Currently, only a limited number of ML models and approaches have been proposed for use in supercapacitor capacitance prediction. Researchers should continue exploring the accuracy of other ML approaches and various optimization strategies to improve model parameterization. Given the large number of features that influence capacitance, active learning models such as BO could prove to be useful for researchers in this area. Currently, few studies have applied this active learning design process to supercapacitor experiments. Making use of GPR uncertainty quantification and optimization algorithms like BO in an active learning approach would thus be highly impactful in supercapacitor materials research.

Capacitance prediction of supercapacitors through ML models has achieved excellent accuracy and provided insights into how various features impact performance. As demonstrated through the collected studies in Table 6, SSA has widely been one of the most important features for predicting specific capacitance. This is due to the role that electrode porosity has in promoting ion diffusion. However, electrochemical kinetics based on pore size distribution is not straightforward. Different pore sizes affect performance in various ways, thus making optimization of pore sizes and the necessary processing parameters to synthesize a specific pore size a critical issue.¹⁶⁵ Further research should consider RT models for modeling capacitance as a function of surface area and pore features. The advantage of RT, like M5P, is its ability to generate equations that relate features to the target property, making for easy interpretation and target optimization.¹⁵⁹ Besides surface area, operational conditions, electrolyte type, and chemical features are highly important for predicting capacitance. This can be attributed to the influence that the electrolyte system has on ionic conductivity and operating voltage window, and thus capacitance.¹³⁵

Table 6 Previous ML studies on carbon-based supercapacitor capacitance prediction and their best test set performance^a

Model	Features	RMSE (R²)	Ref.
a The listed features are in descending relative importance.
RT	Specific surface area, pore volume, pore size, voltage window, I_D/I_G, N-doping%, O-doping%	67.62 (0.76)	154
ANN	Specific surface area, B-doping%, electrolyte concentration, pore size, voltage window	0.0089 (0.93)	155
XGBoost	Micropore surface area percentage, specific surface area, pore size, mesopore surface area, mesopore volume percentage	25.50 (0.80)	156
SVM (grey wolf optimization)	Specific surface area, N-doping%, pore size, voltage window, I_D/I_G	39.22 (0.90)	157
ANN	Electrolyte type, electrolyte concentration, S/N co-doping%, S-doping%, N-doping%	0.385 (0.96)	160
ANN	Current density, micropore volume, micropore surface area, oxidized N-group%, pyrolytic-N group%, carboxyl-O group%, micropore volume/total pore volume, nitrogen/oxygen%, potential window, micropore surface area/specific surface area, hydroxyl-O group%, total pore volume, graphitic-N group, nitrogen%, pyridinic-N group%	10.81 (0.97)	164

4.2 Other properties

Few studies have focused on training ML models for predicting supercapacitor properties other than capacitance values. The studies collected in Table 7 highlight the results of attempts by researchers to model power density, energy density, retention, and cyclic voltammetry of supercapacitors. Even with limited data for model training, researchers Ren et al. were able to demonstrate a method based on a GPR model supplemented with an implicit function.¹⁶⁶ An example of the GPR-implicit function approach is shown in Fig. 17b, where only 1% of the data was used in training, with a forecasting error of <2%. Many of the studies in Table 7 utilize ANN, which has notably achieved high accuracy among a range of supercapacitor applications.

——

#### Given task:
Pick up the passage on machine learning for supercapacitor property prediction right after its final sentence and extend it.

Dataset entries
——

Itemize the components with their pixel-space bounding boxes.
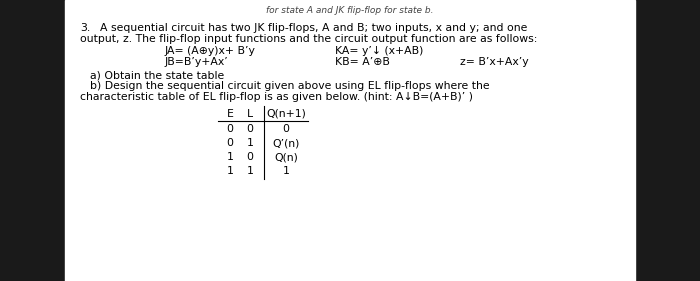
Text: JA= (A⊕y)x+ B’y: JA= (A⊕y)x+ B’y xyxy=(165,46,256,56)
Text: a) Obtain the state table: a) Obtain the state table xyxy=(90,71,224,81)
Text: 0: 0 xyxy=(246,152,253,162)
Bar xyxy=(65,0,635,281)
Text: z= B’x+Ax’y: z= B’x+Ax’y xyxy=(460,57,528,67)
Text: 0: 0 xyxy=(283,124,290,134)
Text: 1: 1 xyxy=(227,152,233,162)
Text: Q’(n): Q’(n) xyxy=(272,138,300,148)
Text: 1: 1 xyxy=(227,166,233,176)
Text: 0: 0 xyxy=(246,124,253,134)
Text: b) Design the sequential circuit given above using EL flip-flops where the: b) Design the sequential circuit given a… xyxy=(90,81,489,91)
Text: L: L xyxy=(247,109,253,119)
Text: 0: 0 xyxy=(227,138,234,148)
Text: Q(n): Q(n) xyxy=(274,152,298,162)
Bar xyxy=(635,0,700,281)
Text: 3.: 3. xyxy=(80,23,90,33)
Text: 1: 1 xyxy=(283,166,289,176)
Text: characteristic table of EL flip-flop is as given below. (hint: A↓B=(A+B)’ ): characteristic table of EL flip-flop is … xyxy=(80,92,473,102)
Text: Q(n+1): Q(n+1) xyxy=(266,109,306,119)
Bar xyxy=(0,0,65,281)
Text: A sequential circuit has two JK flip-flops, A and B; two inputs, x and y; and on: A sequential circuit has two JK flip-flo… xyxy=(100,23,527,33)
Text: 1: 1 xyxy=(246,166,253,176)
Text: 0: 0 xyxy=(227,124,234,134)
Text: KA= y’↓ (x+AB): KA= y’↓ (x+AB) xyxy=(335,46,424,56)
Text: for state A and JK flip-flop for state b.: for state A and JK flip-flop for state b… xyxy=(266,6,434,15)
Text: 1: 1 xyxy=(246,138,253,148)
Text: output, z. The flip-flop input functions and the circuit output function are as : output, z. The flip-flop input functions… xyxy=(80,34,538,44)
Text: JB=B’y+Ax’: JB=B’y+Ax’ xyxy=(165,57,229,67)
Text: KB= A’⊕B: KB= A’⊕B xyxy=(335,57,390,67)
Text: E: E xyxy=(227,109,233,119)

——

#### Reply to the exercise:
Table 7 Performance of various ML models applied to predict supercapacitor behavior

Model	Application	Features	Performance	Ref.
ANN	Specific capacitance, power density, and energy density	Mesopore surface area, micropore surface area, scan rate	R ² = 0.956 (capacitance), 0.964 (power density), 0.921 (energy density)	167
RF	Specific capacitance and retention (classification)	Current collector, compositing, material, potential window, morphology, oxide/nitride, specific surface area, current density	R ² = 0.593 (capacitance), RMSE = 0.44 (retention)	67
ANN	Specific capacitance and retention	Cycle number, lignin weight%, transition metal oxide weight%, binder weight%	R ² = 0.859 (capacitance), MAPE = 6.37% (retention)	23
GPR	Retention	Cycle number	RMSE = 0.0056F	166
ANN	Cyclic voltammetry	Potential, oxidation/reduction, doping concentration	R ² = 0.95	168

Current studies still lack an understanding of how supercapacitor materials, pore size distribution, SSA, surface chemistries, morphologies, potential window, electrolyte, and operating conditions together influence energy storage. By taking into account these features combined, a more generalizable model that could provide more practical use in screening materials could be achievable. Given that these studies rely on data collected from literature, this would require researchers to provide all of these details. For now, recent training and optimization of ML models have demonstrated compelling evidence of high accuracy, but are limited to specific datasets containing few features.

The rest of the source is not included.